[START OF RECORDS SHOWN]
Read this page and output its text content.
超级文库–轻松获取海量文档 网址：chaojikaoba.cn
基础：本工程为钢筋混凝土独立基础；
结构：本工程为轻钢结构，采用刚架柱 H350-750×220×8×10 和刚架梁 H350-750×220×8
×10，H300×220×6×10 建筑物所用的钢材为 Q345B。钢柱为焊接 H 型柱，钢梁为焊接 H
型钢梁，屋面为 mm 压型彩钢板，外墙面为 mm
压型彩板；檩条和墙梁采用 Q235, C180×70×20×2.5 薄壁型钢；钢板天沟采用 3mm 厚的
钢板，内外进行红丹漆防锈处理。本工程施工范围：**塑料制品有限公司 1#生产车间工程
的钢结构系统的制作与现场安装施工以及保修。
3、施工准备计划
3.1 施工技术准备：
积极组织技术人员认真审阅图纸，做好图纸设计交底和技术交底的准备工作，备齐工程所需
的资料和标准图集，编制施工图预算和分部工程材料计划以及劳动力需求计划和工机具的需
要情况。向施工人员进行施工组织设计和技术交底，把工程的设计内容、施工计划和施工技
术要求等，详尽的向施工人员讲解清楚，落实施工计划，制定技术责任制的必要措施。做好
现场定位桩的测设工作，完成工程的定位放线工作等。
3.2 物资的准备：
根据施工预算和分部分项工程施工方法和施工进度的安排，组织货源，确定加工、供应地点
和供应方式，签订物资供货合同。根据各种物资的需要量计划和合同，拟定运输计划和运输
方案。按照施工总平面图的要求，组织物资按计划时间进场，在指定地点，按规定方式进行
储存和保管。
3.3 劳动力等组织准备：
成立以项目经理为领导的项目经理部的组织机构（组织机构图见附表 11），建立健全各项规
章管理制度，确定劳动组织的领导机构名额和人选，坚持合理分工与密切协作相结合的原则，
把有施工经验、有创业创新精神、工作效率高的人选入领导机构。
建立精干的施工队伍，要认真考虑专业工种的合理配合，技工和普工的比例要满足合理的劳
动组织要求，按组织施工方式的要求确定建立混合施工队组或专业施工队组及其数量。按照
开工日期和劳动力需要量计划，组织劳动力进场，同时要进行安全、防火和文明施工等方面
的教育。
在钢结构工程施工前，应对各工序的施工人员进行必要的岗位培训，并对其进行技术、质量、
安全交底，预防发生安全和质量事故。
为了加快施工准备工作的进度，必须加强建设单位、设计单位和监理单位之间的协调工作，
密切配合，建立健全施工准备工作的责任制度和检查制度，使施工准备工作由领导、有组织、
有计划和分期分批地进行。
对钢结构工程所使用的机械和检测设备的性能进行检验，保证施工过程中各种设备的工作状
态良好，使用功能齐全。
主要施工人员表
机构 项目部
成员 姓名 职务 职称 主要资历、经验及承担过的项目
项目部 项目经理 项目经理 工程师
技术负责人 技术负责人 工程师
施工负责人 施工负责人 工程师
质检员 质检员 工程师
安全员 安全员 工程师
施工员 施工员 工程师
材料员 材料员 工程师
[END OF RECORDS SHOWN]
*OBJECTIVE*.
Transcribe all of the material exactly. Omit nothing.

*SOLUTION TO THE EXERCISE*.
Read this page and output its text content.
超级文库–轻松获取海量文档 网址：chaojikaoba.cn
基础：本工程为钢筋混凝土独立基础；
结构：本工程为轻钢结构，采用刚架柱 H350-750×220×8×10 和刚架梁 H350-750×220×8
×10，H300×220×6×10 建筑物所用的钢材为 Q345B。钢柱为焊接 H 型柱，钢梁为焊接 H
型钢梁，屋面为 mm 压型彩钢板，外墙面为 mm
压型彩板；檩条和墙梁采用 Q235, C180×70×20×2.5 薄壁型钢；钢板天沟采用 3mm 厚的
钢板，内外进行红丹漆防锈处理。本工程施工范围：**塑料制品有限公司 1#生产车间工程
的钢结构系统的制作与现场安装施工以及保修。
3、施工准备计划
3.1 施工技术准备：
积极组织技术人员认真审阅图纸，做好图纸设计交底和技术交底的准备工作，备齐工程所需
的资料和标准图集，编制施工图预算和分部工程材料计划以及劳动力需求计划和工机具的需
要情况。向施工人员进行施工组织设计和技术交底，把工程的设计内容、施工计划和施工技
术要求等，详尽的向施工人员讲解清楚，落实施工计划，制定技术责任制的必要措施。做好
现场定位桩的测设工作，完成工程的定位放线工作等。
3.2 物资的准备：
根据施工预算和分部分项工程施工方法和施工进度的安排，组织货源，确定加工、供应地点
和供应方式，签订物资供货合同。根据各种物资的需要量计划和合同，拟定运输计划和运输
方案。按照施工总平面图的要求，组织物资按计划时间进场，在指定地点，按规定方式进行
储存和保管。
3.3 劳动力等组织准备：
成立以项目经理为领导的项目经理部的组织机构（组织机构图见附表 11），建立健全各项规
章管理制度，确定劳动组织的领导机构名额和人选，坚持合理分工与密切协作相结合的原则，
把有施工经验、有创业创新精神、工作效率高的人选入领导机构。
建立精干的施工队伍，要认真考虑专业工种的合理配合，技工和普工的比例要满足合理的劳
动组织要求，按组织施工方式的要求确定建立混合施工队组或专业施工队组及其数量。按照
开工日期和劳动力需要量计划，组织劳动力进场，同时要进行安全、防火和文明施工等方面
的教育。
在钢结构工程施工前，应对各工序的施工人员进行必要的岗位培训，并对其进行技术、质量、
安全交底，预防发生安全和质量事故。
为了加快施工准备工作的进度，必须加强建设单位、设计单位和监理单位之间的协调工作，
密切配合，建立健全施工准备工作的责任制度和检查制度，使施工准备工作由领导、有组织、
有计划和分期分批地进行。
对钢结构工程所使用的机械和检测设备的性能进行检验，保证施工过程中各种设备的工作状
态良好，使用功能齐全。
主要施工人员表
机构 项目部
成员 姓名 职务 职称 主要资历、经验及承担过的项目
项目部 项目经理 项目经理 工程师
技术负责人 技术负责人 工程师
施工负责人 施工负责人 工程师
质检员 质检员 工程师
安全员 安全员 工程师
施工员 施工员 工程师
材料员 材料员 工程师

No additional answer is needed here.